EXTRACTED TEXT:
Tag #135931 - Interview #99349 (Otto Schvalb)

Selected text
As far as the creation of the state of Israel in 1948 is concerned, for me as a Jew it has little significance. The state was a guarantee that the status of Jews in the world will be different, that’s one thing, and the second is that if some problems arise again, people will have someplace to go. Today Israel has the opportunity to come forward, whether in the UN or wherever, and express its opinion. During the Israeli wars I was very angry, because the Communists presented the entire situation the wrong way around. They branded Israel as the aggressor, while the opposite is true. You know, there are recordings that show the Arab leaders talking about how they’ll drive all Jews into the sea. The Communists twisted it around and people believed it. When something is repeated many times, it’s said that even a lie becomes the truth. However, I don’t recall anti-Jewish sentiments from that time. Only in television and radio, they accused Israel of aggression.

EXCERPTED DATA:
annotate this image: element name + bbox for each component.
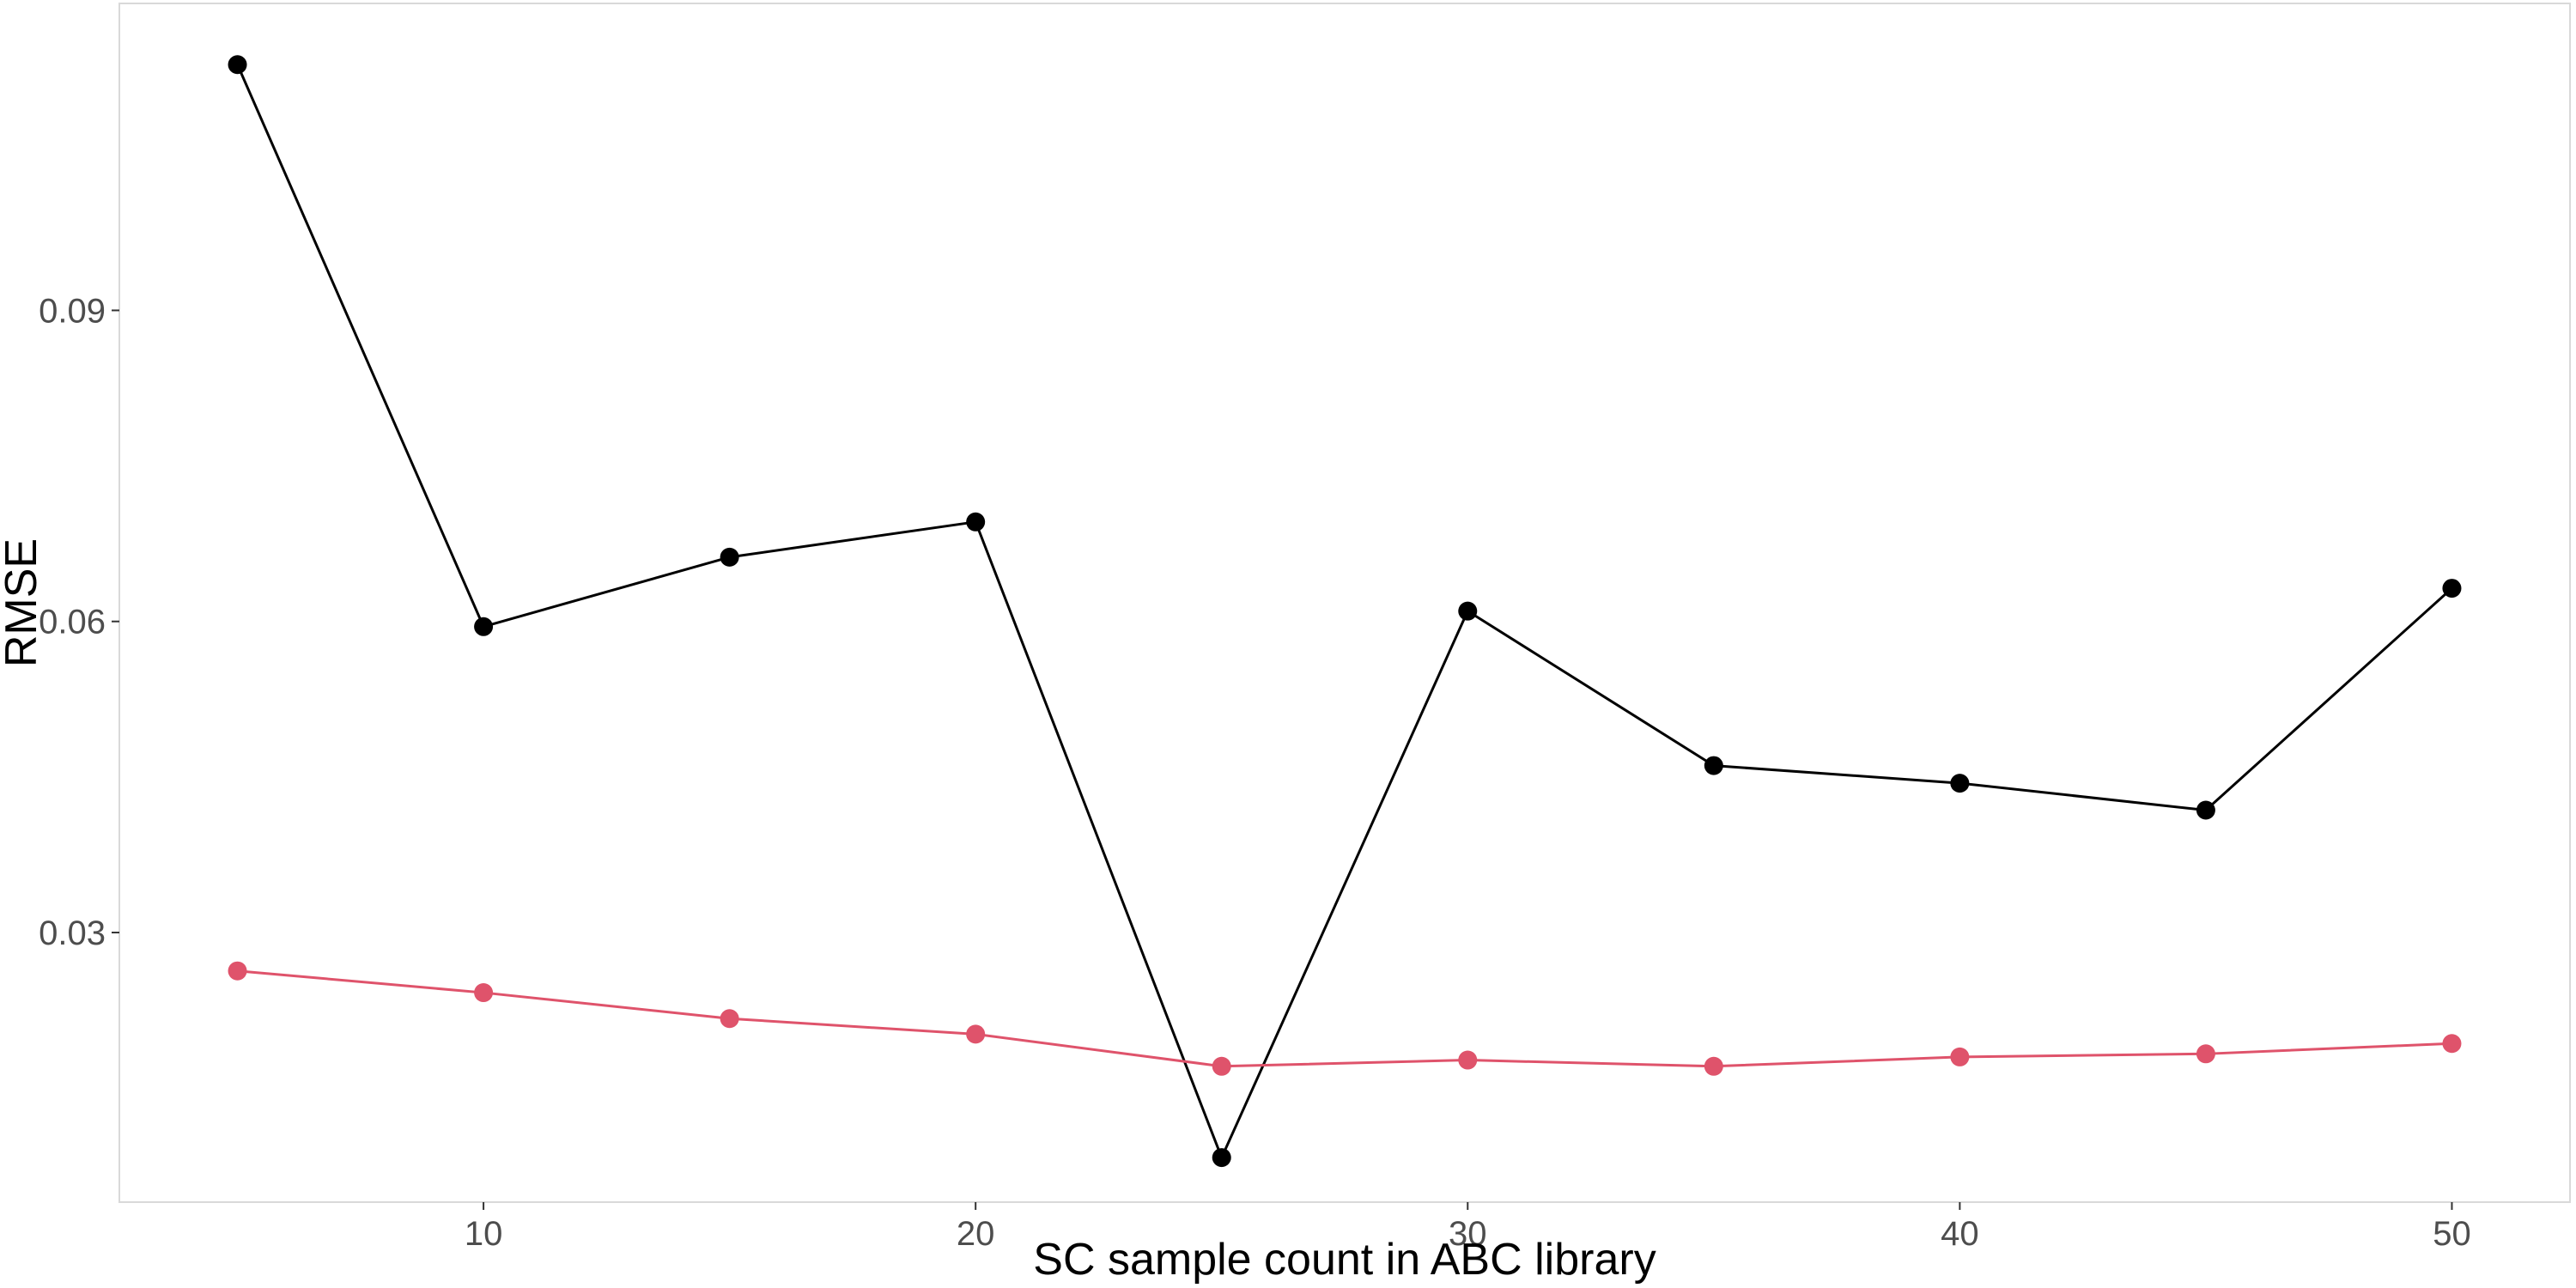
- x-tick-label: 20: [957, 1215, 995, 1253]
- series-1-point: [474, 617, 494, 636]
- series-1-point: [1458, 601, 1478, 621]
- series-2-point: [2442, 1034, 2462, 1054]
- x-tick-label: 30: [1449, 1215, 1487, 1253]
- series-1: [228, 55, 2462, 1168]
- series-1-point: [1704, 756, 1723, 775]
- series-2-point: [228, 961, 247, 981]
- series-1-point: [2442, 579, 2462, 598]
- series-1-point: [228, 55, 247, 75]
- series-2-point: [1950, 1047, 1970, 1066]
- series-1-point: [2196, 800, 2215, 820]
- series-2-point: [966, 1024, 986, 1044]
- series-layer: [228, 55, 2462, 1168]
- x-axis-title: SC sample count in ABC library: [1033, 1235, 1656, 1285]
- series-1-point: [966, 512, 986, 532]
- series-1-point: [720, 547, 739, 567]
- series-2-point: [2196, 1044, 2215, 1064]
- series-2-point: [720, 1009, 739, 1029]
- y-tick-label: 0.03: [39, 914, 106, 952]
- y-axis-title: RMSE: [0, 538, 46, 667]
- series-1-line: [236, 64, 2453, 1159]
- axis-layer: 10 20 30 40 50 0.03 0.06 0.09: [39, 292, 2471, 1253]
- series-2-line: [237, 969, 2452, 1068]
- series-2-point: [1458, 1050, 1478, 1070]
- x-tick-label: 40: [1941, 1215, 1979, 1253]
- x-tick-label: 50: [2433, 1215, 2471, 1253]
- y-tick-label: 0.06: [39, 604, 106, 641]
- y-tick-label: 0.09: [39, 292, 106, 330]
- x-tick-label: 10: [465, 1215, 503, 1253]
- series-1-point: [1212, 1148, 1231, 1168]
- series-1-point: [1950, 774, 1970, 793]
- series-2-point: [474, 983, 494, 1003]
- series-2-point: [1212, 1056, 1231, 1076]
- plot-panel-border: [118, 3, 2571, 1203]
- series-2: [228, 961, 2462, 1076]
- series-2-point: [1704, 1056, 1723, 1076]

SET PROBLEM: Carry on the interview text about Israel, picking up right after its last sentence. The rows aren't needed here.

TASK OUTPUT:
I visited Israel for the first time in 1992. The entire country surprised me, in the positive sense of the word: the housing developments, how they were able to turn the desert into fields, their whole irrigation systems. How, with such a lack of water, they were able to ensure a developed state that was able to compete with any other country in the world. That means that Israel is viable. Today it’s a developed country, that is agriculturally industrial, that has such economic successes that others learn from it, mainly those that go there to work. That is something incredible. And then the cities that they built, people see that. As opposed to the Arab side: an Arab has a beautiful house built, but around it there’s nothing, a wasteland. A Jewish village isn’t built as luxuriously, but houses have gardens, greenery, trees and so on. Those are the differences.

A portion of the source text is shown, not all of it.